-------- INFORMATION SUPPLIED
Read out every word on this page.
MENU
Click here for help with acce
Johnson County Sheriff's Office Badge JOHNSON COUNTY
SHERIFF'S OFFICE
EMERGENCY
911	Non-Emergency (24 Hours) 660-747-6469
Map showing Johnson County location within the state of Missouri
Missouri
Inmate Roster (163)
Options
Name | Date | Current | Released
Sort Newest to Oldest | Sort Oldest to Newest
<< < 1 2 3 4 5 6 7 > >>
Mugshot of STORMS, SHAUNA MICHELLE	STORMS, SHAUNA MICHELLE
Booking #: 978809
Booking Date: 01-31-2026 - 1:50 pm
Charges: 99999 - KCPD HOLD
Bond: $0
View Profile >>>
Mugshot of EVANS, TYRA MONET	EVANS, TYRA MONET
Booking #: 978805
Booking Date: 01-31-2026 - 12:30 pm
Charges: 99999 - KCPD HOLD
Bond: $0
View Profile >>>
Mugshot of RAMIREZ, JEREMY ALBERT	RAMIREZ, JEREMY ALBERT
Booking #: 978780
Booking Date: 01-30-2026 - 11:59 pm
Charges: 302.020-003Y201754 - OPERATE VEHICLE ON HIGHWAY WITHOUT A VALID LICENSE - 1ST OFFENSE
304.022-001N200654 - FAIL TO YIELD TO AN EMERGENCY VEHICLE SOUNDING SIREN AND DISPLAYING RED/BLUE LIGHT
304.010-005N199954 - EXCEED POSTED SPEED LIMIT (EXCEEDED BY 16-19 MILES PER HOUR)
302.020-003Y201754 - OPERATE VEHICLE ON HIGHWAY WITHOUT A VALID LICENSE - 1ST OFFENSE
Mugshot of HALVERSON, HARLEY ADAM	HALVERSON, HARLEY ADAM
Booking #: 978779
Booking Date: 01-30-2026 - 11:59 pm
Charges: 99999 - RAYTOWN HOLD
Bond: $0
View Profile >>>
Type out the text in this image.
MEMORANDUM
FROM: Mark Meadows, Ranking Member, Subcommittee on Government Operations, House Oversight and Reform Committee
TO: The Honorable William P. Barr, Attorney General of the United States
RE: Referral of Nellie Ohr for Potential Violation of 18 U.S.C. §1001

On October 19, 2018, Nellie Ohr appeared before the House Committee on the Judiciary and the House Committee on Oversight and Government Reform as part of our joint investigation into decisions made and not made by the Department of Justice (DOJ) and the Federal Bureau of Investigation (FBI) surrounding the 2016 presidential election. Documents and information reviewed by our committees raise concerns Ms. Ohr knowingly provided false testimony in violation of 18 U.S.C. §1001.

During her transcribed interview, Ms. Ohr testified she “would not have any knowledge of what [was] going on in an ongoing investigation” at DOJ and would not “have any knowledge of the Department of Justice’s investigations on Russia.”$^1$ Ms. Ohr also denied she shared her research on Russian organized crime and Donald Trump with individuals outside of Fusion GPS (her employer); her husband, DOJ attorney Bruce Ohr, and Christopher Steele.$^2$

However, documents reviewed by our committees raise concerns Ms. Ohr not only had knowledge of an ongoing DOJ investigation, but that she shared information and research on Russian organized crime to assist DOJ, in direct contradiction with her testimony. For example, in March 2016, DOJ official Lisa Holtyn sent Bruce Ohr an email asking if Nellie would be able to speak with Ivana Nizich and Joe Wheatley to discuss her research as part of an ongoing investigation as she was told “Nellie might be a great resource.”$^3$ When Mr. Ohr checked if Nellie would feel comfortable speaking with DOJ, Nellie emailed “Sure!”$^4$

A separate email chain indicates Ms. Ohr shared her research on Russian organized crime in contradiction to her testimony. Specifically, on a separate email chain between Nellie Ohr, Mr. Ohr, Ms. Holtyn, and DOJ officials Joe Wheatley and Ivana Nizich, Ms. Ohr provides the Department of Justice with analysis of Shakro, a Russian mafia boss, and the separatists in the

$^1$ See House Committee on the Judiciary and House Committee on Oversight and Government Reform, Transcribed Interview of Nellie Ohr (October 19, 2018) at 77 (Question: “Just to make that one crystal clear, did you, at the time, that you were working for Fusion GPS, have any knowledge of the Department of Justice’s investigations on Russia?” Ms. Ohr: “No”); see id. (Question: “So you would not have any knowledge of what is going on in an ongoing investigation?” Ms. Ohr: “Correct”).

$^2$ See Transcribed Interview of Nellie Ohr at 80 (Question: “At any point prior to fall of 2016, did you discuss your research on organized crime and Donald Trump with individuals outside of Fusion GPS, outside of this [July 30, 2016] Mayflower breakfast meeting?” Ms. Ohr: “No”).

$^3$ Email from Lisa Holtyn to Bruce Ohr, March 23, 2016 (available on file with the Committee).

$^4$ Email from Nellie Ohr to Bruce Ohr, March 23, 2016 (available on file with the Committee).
----------------
- OBJECTIVE -
Pick out all lines from the data above in which the word "OFFENSE" appears.

- SOLUTION FOR THIS TASK -
Charges: 302.020-003Y201754 - OPERATE VEHICLE ON HIGHWAY WITHOUT A VALID LICENSE - 1ST OFFENSE
302.020-003Y201754 - OPERATE VEHICLE ON HIGHWAY WITHOUT A VALID LICENSE - 1ST OFFENSE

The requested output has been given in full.